Records from a data source:
- - - -

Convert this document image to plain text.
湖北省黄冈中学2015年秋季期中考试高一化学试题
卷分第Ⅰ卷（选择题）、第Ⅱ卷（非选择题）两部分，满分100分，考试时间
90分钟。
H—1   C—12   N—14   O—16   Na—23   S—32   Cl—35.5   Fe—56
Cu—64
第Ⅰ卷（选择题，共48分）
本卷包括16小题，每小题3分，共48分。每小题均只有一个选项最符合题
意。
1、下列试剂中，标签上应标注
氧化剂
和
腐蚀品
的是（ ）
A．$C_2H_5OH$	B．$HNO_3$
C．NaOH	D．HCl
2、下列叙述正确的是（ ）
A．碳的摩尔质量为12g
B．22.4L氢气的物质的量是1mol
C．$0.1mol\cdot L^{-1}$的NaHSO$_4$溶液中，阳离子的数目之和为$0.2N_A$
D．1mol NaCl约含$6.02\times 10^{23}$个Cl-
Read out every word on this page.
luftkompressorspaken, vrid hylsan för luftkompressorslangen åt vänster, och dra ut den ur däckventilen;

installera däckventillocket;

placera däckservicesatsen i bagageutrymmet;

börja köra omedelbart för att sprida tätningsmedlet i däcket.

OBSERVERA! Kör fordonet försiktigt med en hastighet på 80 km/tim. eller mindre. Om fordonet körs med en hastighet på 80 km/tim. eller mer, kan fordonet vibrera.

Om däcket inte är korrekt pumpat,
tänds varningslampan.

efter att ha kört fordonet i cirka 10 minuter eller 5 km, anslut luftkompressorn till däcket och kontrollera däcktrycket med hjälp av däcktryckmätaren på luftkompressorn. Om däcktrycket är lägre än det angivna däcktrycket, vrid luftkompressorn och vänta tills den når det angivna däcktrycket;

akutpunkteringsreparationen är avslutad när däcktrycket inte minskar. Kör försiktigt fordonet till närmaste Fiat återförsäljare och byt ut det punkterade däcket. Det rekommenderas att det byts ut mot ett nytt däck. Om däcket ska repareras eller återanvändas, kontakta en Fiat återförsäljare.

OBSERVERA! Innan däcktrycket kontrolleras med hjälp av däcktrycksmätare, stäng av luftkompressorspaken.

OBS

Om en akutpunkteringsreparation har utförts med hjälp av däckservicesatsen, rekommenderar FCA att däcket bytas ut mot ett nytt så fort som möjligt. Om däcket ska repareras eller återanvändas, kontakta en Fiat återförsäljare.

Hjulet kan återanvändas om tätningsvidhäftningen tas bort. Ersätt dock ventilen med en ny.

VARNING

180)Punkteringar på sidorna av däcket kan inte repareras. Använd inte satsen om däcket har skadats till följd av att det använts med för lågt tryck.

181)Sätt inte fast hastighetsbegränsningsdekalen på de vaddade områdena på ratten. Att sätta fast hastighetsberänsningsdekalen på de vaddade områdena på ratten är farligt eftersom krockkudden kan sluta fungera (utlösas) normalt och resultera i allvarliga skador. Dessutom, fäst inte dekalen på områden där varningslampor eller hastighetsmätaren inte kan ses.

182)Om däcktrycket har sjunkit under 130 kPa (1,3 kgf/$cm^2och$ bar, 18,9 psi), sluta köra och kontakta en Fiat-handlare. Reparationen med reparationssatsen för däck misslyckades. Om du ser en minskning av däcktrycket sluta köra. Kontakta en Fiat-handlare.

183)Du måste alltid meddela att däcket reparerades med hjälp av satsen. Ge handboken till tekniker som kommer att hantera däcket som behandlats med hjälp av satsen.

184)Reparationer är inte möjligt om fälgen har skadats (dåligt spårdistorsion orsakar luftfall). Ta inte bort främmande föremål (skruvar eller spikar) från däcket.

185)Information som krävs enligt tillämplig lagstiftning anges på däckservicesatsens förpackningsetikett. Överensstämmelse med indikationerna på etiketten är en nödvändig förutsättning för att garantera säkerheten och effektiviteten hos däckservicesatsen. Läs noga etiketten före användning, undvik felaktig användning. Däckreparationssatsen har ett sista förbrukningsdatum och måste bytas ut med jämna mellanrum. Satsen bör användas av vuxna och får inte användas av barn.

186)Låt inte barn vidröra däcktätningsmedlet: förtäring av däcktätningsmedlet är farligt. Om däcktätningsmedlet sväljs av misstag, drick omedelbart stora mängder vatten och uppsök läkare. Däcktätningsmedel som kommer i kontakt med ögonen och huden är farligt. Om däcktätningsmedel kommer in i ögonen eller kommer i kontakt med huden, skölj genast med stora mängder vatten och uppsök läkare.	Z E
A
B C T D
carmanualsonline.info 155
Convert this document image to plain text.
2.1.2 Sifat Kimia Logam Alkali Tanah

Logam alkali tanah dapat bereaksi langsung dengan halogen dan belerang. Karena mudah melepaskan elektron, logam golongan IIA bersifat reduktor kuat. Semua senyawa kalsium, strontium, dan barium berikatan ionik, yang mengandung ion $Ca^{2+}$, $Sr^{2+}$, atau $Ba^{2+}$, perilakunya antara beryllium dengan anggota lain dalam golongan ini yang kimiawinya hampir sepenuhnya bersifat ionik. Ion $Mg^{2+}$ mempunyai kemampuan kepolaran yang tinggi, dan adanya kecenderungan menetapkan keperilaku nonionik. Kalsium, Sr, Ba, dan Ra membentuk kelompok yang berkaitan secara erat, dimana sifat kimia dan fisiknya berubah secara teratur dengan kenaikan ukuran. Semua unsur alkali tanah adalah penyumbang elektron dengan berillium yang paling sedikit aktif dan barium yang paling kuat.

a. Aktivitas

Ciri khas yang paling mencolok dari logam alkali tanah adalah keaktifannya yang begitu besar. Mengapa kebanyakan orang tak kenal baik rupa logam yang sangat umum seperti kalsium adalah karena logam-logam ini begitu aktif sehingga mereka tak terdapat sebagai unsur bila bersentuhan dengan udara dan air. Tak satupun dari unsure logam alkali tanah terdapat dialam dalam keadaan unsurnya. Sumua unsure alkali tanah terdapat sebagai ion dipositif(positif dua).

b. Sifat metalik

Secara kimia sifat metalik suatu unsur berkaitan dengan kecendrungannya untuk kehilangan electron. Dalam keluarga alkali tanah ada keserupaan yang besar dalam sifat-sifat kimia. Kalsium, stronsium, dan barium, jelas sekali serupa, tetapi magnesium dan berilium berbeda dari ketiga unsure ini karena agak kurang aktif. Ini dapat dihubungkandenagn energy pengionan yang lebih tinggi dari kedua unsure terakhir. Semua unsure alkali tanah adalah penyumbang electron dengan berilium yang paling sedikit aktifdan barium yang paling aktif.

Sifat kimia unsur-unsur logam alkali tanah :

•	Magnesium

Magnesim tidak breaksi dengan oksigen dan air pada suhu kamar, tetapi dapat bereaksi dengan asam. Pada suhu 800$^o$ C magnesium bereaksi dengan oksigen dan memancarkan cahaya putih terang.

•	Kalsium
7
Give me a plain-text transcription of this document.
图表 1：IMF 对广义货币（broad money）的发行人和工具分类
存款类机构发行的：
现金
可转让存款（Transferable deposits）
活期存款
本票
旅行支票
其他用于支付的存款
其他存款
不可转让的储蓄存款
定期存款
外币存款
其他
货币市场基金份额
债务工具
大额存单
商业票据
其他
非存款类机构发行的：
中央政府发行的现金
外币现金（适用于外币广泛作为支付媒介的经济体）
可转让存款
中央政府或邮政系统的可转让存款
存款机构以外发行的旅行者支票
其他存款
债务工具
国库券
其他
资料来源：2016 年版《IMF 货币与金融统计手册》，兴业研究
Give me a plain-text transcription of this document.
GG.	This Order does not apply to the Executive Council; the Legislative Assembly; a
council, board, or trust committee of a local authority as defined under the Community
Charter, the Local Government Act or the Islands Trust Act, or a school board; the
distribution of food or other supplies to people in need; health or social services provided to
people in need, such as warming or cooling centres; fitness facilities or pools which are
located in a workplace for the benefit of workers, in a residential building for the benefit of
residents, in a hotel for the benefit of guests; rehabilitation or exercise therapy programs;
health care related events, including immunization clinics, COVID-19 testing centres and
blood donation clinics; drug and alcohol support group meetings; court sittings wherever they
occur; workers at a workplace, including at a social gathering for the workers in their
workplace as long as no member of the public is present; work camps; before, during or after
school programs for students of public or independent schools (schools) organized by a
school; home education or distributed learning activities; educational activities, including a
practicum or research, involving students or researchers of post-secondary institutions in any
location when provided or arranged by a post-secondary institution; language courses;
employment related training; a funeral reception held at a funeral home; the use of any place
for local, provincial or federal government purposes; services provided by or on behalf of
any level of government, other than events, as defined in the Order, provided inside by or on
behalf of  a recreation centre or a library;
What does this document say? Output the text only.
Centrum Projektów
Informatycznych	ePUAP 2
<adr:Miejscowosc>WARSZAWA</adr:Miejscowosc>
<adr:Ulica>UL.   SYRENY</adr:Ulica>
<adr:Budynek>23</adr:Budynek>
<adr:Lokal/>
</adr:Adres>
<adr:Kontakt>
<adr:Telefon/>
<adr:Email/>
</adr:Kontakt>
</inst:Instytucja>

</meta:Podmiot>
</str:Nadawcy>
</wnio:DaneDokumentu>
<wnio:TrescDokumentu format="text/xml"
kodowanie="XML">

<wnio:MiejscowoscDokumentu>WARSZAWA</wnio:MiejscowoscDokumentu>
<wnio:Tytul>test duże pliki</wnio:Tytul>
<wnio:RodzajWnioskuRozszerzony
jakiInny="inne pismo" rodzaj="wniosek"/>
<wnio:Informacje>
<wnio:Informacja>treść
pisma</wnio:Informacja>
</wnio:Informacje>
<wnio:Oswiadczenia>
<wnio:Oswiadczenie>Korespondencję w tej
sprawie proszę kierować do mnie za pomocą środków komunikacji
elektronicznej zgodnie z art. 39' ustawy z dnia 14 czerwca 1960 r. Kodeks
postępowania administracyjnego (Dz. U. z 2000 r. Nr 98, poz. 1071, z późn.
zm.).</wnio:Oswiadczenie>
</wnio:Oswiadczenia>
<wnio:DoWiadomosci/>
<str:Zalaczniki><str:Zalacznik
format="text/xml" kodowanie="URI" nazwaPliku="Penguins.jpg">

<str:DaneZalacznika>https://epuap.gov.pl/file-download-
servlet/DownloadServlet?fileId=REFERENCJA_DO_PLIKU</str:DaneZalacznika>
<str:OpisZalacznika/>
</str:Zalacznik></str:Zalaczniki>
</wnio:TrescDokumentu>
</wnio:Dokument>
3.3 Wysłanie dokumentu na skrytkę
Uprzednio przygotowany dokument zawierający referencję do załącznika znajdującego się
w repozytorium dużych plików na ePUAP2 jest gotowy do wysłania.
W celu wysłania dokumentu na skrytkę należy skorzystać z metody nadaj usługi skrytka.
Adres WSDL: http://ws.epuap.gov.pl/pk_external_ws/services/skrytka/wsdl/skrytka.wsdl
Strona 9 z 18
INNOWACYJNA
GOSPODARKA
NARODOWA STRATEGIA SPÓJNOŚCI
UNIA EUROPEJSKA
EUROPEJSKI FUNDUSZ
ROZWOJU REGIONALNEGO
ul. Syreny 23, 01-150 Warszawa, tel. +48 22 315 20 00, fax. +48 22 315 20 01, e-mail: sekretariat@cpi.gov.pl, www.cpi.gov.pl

- - - -

State how many lines include the string "skrytkę". Give no other information.

2